(Extracted data entries)
• • • •

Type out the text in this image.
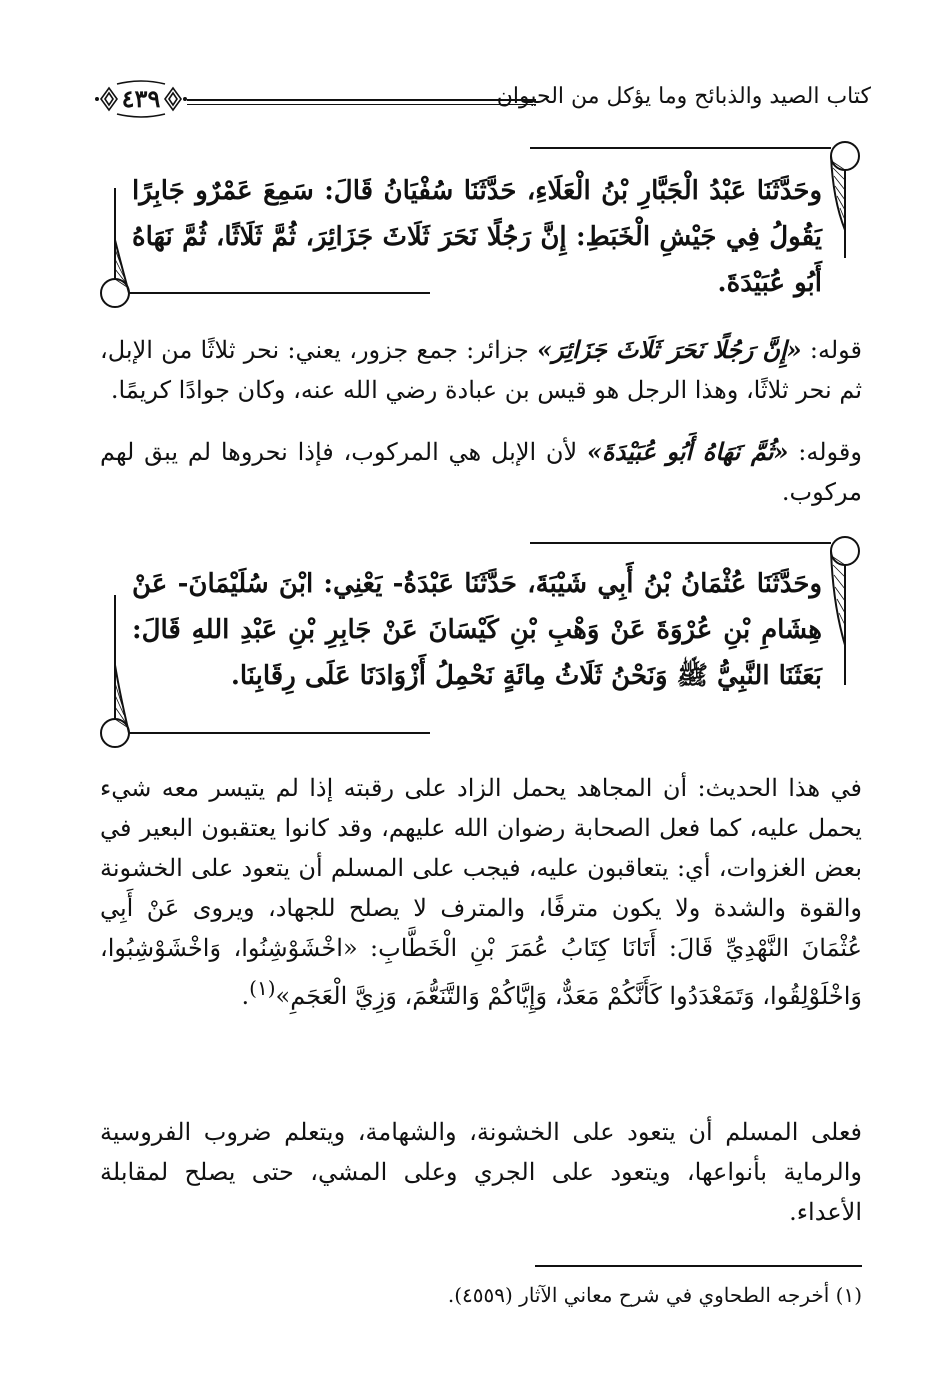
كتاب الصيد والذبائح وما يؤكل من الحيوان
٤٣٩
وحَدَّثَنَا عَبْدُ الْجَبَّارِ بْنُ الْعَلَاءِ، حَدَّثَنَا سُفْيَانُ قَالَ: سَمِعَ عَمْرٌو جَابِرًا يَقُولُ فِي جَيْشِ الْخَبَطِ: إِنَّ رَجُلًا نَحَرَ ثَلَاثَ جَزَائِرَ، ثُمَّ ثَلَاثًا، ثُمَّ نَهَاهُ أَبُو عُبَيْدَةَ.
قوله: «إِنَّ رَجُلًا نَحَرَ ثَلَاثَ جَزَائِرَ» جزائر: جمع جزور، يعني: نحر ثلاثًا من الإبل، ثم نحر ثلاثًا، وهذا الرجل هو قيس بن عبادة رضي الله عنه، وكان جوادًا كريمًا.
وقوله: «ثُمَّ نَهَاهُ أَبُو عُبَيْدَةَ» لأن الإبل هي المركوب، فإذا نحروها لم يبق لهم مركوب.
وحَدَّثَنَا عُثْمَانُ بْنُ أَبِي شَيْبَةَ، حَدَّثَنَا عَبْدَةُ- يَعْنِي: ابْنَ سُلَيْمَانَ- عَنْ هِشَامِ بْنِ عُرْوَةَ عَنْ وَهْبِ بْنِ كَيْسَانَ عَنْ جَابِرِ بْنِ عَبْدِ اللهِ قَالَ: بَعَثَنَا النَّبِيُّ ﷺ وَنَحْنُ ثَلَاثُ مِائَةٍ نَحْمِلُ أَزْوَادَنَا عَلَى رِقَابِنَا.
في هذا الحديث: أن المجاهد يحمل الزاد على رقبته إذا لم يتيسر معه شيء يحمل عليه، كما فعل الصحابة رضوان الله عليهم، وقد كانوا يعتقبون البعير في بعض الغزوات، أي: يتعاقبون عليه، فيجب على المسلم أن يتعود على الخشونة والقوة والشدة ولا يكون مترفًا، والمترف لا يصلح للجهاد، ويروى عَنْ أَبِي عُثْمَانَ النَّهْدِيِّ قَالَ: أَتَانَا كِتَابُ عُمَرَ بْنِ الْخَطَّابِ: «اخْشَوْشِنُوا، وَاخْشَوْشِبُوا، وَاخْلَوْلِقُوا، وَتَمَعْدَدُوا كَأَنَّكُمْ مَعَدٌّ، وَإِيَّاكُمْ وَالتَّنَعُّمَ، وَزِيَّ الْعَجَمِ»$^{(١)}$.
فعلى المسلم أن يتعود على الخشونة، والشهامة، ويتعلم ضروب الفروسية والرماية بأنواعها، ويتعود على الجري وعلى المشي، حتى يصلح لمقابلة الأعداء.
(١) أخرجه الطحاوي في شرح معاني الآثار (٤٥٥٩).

• • • •

» **Short task**: Write every record out again exactly; no pictures belong in the copy.

» **Reply**:
Type out the text in this image.
كتاب الصيد والذبائح وما يؤكل من الحيوان
٤٣٩
وحَدَّثَنَا عَبْدُ الْجَبَّارِ بْنُ الْعَلَاءِ، حَدَّثَنَا سُفْيَانُ قَالَ: سَمِعَ عَمْرٌو جَابِرًا يَقُولُ فِي جَيْشِ الْخَبَطِ: إِنَّ رَجُلًا نَحَرَ ثَلَاثَ جَزَائِرَ، ثُمَّ ثَلَاثًا، ثُمَّ نَهَاهُ أَبُو عُبَيْدَةَ.
قوله: «إِنَّ رَجُلًا نَحَرَ ثَلَاثَ جَزَائِرَ» جزائر: جمع جزور، يعني: نحر ثلاثًا من الإبل، ثم نحر ثلاثًا، وهذا الرجل هو قيس بن عبادة رضي الله عنه، وكان جوادًا كريمًا.
وقوله: «ثُمَّ نَهَاهُ أَبُو عُبَيْدَةَ» لأن الإبل هي المركوب، فإذا نحروها لم يبق لهم مركوب.
وحَدَّثَنَا عُثْمَانُ بْنُ أَبِي شَيْبَةَ، حَدَّثَنَا عَبْدَةُ- يَعْنِي: ابْنَ سُلَيْمَانَ- عَنْ هِشَامِ بْنِ عُرْوَةَ عَنْ وَهْبِ بْنِ كَيْسَانَ عَنْ جَابِرِ بْنِ عَبْدِ اللهِ قَالَ: بَعَثَنَا النَّبِيُّ ﷺ وَنَحْنُ ثَلَاثُ مِائَةٍ نَحْمِلُ أَزْوَادَنَا عَلَى رِقَابِنَا.
في هذا الحديث: أن المجاهد يحمل الزاد على رقبته إذا لم يتيسر معه شيء يحمل عليه، كما فعل الصحابة رضوان الله عليهم، وقد كانوا يعتقبون البعير في بعض الغزوات، أي: يتعاقبون عليه، فيجب على المسلم أن يتعود على الخشونة والقوة والشدة ولا يكون مترفًا، والمترف لا يصلح للجهاد، ويروى عَنْ أَبِي عُثْمَانَ النَّهْدِيِّ قَالَ: أَتَانَا كِتَابُ عُمَرَ بْنِ الْخَطَّابِ: «اخْشَوْشِنُوا، وَاخْشَوْشِبُوا، وَاخْلَوْلِقُوا، وَتَمَعْدَدُوا كَأَنَّكُمْ مَعَدٌّ، وَإِيَّاكُمْ وَالتَّنَعُّمَ، وَزِيَّ الْعَجَمِ»$^{(١)}$.
فعلى المسلم أن يتعود على الخشونة، والشهامة، ويتعلم ضروب الفروسية والرماية بأنواعها، ويتعود على الجري وعلى المشي، حتى يصلح لمقابلة الأعداء.
(١) أخرجه الطحاوي في شرح معاني الآثار (٤٥٥٩).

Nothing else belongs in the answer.